— Written instruction —
Pictures in the records should not be copied, but every other part must be repeated exactly.

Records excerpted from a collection
_ _ _ _

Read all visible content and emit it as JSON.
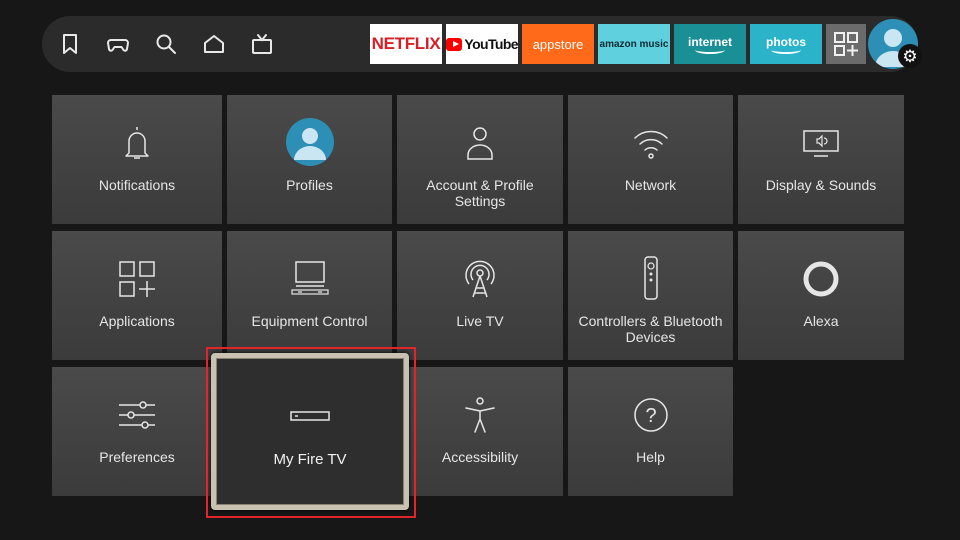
{
  "topbar": {
    "nav": [
      "bookmark-icon",
      "gamepad-icon",
      "search-icon",
      "home-icon",
      "live-tv-icon"
    ],
    "apps": {
      "netflix": "NETFLIX",
      "youtube": "YouTube",
      "appstore": "appstore",
      "music": "amazon music",
      "internet": "internet",
      "photos": "photos"
    }
  },
  "settings": {
    "tiles": [
      {
        "label": "Notifications",
        "icon": "bell-icon"
      },
      {
        "label": "Profiles",
        "icon": "profile-avatar-icon"
      },
      {
        "label": "Account & Profile Settings",
        "icon": "person-icon"
      },
      {
        "label": "Network",
        "icon": "wifi-icon"
      },
      {
        "label": "Display & Sounds",
        "icon": "display-sound-icon"
      },
      {
        "label": "Applications",
        "icon": "applications-icon"
      },
      {
        "label": "Equipment Control",
        "icon": "tv-equipment-icon"
      },
      {
        "label": "Live TV",
        "icon": "antenna-icon"
      },
      {
        "label": "Controllers & Bluetooth Devices",
        "icon": "remote-icon"
      },
      {
        "label": "Alexa",
        "icon": "alexa-ring-icon"
      },
      {
        "label": "Preferences",
        "icon": "sliders-icon"
      },
      {
        "label": "My Fire TV",
        "icon": "fire-tv-device-icon"
      },
      {
        "label": "Accessibility",
        "icon": "accessibility-icon"
      },
      {
        "label": "Help",
        "icon": "help-icon"
      }
    ],
    "focused": "My Fire TV"
  },
  "colors": {
    "background": "#171717",
    "tile": "#434343",
    "focus_border": "#c9c2b3",
    "highlight": "#e0262b"
  }
}
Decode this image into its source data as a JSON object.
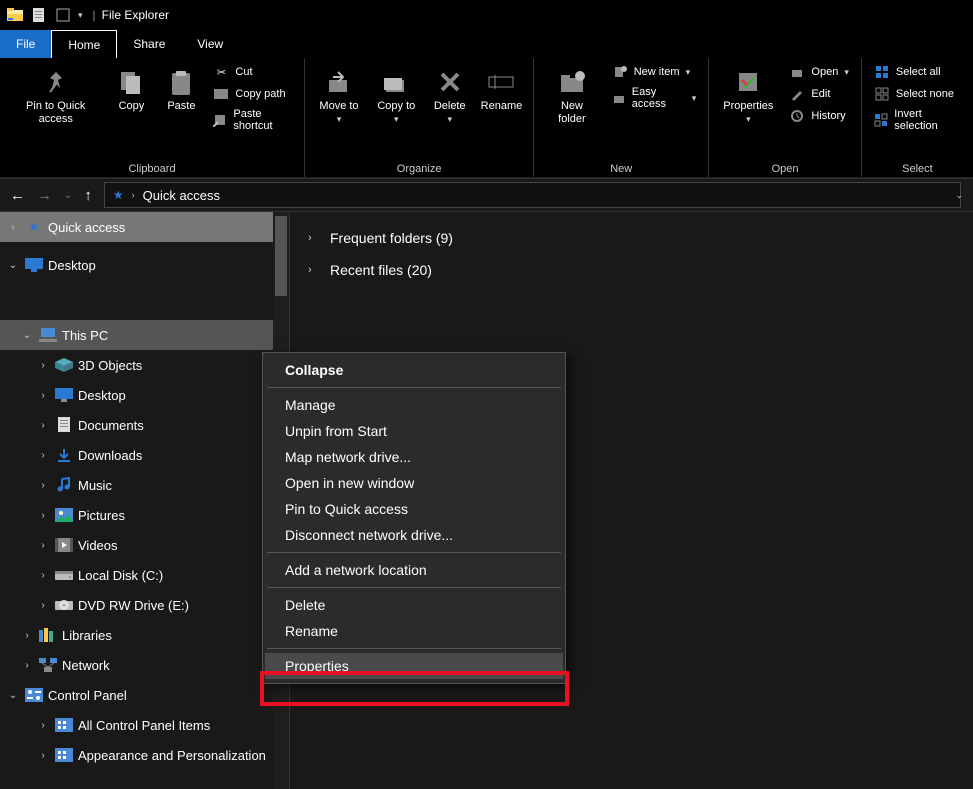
{
  "title": "File Explorer",
  "qat": [
    "folder-icon",
    "doc-icon",
    "square-icon",
    "dropdown-icon"
  ],
  "menu_tabs": [
    "File",
    "Home",
    "Share",
    "View"
  ],
  "ribbon": {
    "clipboard": {
      "label": "Clipboard",
      "pin": "Pin to Quick access",
      "copy": "Copy",
      "paste": "Paste",
      "cut": "Cut",
      "copypath": "Copy path",
      "pasteshortcut": "Paste shortcut"
    },
    "organize": {
      "label": "Organize",
      "moveto": "Move to",
      "copyto": "Copy to",
      "delete": "Delete",
      "rename": "Rename"
    },
    "new": {
      "label": "New",
      "newfolder": "New folder",
      "newitem": "New item",
      "easyaccess": "Easy access"
    },
    "open": {
      "label": "Open",
      "properties": "Properties",
      "open": "Open",
      "edit": "Edit",
      "history": "History"
    },
    "select": {
      "label": "Select",
      "all": "Select all",
      "none": "Select none",
      "invert": "Invert selection"
    }
  },
  "breadcrumb": "Quick access",
  "sidebar": {
    "quickaccess": "Quick access",
    "desktop": "Desktop",
    "thispc": "This PC",
    "items": [
      "3D Objects",
      "Desktop",
      "Documents",
      "Downloads",
      "Music",
      "Pictures",
      "Videos",
      "Local Disk (C:)",
      "DVD RW Drive (E:)"
    ],
    "libraries": "Libraries",
    "network": "Network",
    "controlpanel": "Control Panel",
    "cp_items": [
      "All Control Panel Items",
      "Appearance and Personalization"
    ]
  },
  "main": {
    "frequent": "Frequent folders (9)",
    "recent": "Recent files (20)"
  },
  "context_menu": [
    "Collapse",
    "Manage",
    "Unpin from Start",
    "Map network drive...",
    "Open in new window",
    "Pin to Quick access",
    "Disconnect network drive...",
    "Add a network location",
    "Delete",
    "Rename",
    "Properties"
  ]
}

_ _ _ _

— Result for this exercise —
Read all visible content and emit it as JSON.
{
  "topbar": {
    "nav": [
      "bookmark-icon",
      "gamepad-icon",
      "search-icon",
      "home-icon",
      "live-tv-icon"
    ],
    "apps": {
      "netflix": "NETFLIX",
      "youtube": "YouTube",
      "appstore": "appstore",
      "music": "amazon music",
      "internet": "internet",
      "photos": "photos"
    }
  },
  "settings": {
    "tiles": [
      {
        "label": "Notifications",
        "icon": "bell-icon"
      },
      {
        "label": "Profiles",
        "icon": "profile-avatar-icon"
      },
      {
        "label": "Account & Profile Settings",
        "icon": "person-icon"
      },
      {
        "label": "Network",
        "icon": "wifi-icon"
      },
      {
        "label": "Display & Sounds",
        "icon": "display-sound-icon"
      },
      {
        "label": "Applications",
        "icon": "applications-icon"
      },
      {
        "label": "Equipment Control",
        "icon": "tv-equipment-icon"
      },
      {
        "label": "Live TV",
        "icon": "antenna-icon"
      },
      {
        "label": "Controllers & Bluetooth Devices",
        "icon": "remote-icon"
      },
      {
        "label": "Alexa",
        "icon": "alexa-ring-icon"
      },
      {
        "label": "Preferences",
        "icon": "sliders-icon"
      },
      {
        "label": "My Fire TV",
        "icon": "fire-tv-device-icon"
      },
      {
        "label": "Accessibility",
        "icon": "accessibility-icon"
      },
      {
        "label": "Help",
        "icon": "help-icon"
      }
    ],
    "focused": "My Fire TV"
  },
  "colors": {
    "background": "#171717",
    "tile": "#434343",
    "focus_border": "#c9c2b3",
    "highlight": "#e0262b"
  }
}
Decode this image into its source data as a JSON object.
{
  "title": "File Explorer",
  "qat": [
    "folder-icon",
    "doc-icon",
    "square-icon",
    "dropdown-icon"
  ],
  "menu_tabs": [
    "File",
    "Home",
    "Share",
    "View"
  ],
  "ribbon": {
    "clipboard": {
      "label": "Clipboard",
      "pin": "Pin to Quick access",
      "copy": "Copy",
      "paste": "Paste",
      "cut": "Cut",
      "copypath": "Copy path",
      "pasteshortcut": "Paste shortcut"
    },
    "organize": {
      "label": "Organize",
      "moveto": "Move to",
      "copyto": "Copy to",
      "delete": "Delete",
      "rename": "Rename"
    },
    "new": {
      "label": "New",
      "newfolder": "New folder",
      "newitem": "New item",
      "easyaccess": "Easy access"
    },
    "open": {
      "label": "Open",
      "properties": "Properties",
      "open": "Open",
      "edit": "Edit",
      "history": "History"
    },
    "select": {
      "label": "Select",
      "all": "Select all",
      "none": "Select none",
      "invert": "Invert selection"
    }
  },
  "breadcrumb": "Quick access",
  "sidebar": {
    "quickaccess": "Quick access",
    "desktop": "Desktop",
    "thispc": "This PC",
    "items": [
      "3D Objects",
      "Desktop",
      "Documents",
      "Downloads",
      "Music",
      "Pictures",
      "Videos",
      "Local Disk (C:)",
      "DVD RW Drive (E:)"
    ],
    "libraries": "Libraries",
    "network": "Network",
    "controlpanel": "Control Panel",
    "cp_items": [
      "All Control Panel Items",
      "Appearance and Personalization"
    ]
  },
  "main": {
    "frequent": "Frequent folders (9)",
    "recent": "Recent files (20)"
  },
  "context_menu": [
    "Collapse",
    "Manage",
    "Unpin from Start",
    "Map network drive...",
    "Open in new window",
    "Pin to Quick access",
    "Disconnect network drive...",
    "Add a network location",
    "Delete",
    "Rename",
    "Properties"
  ]
}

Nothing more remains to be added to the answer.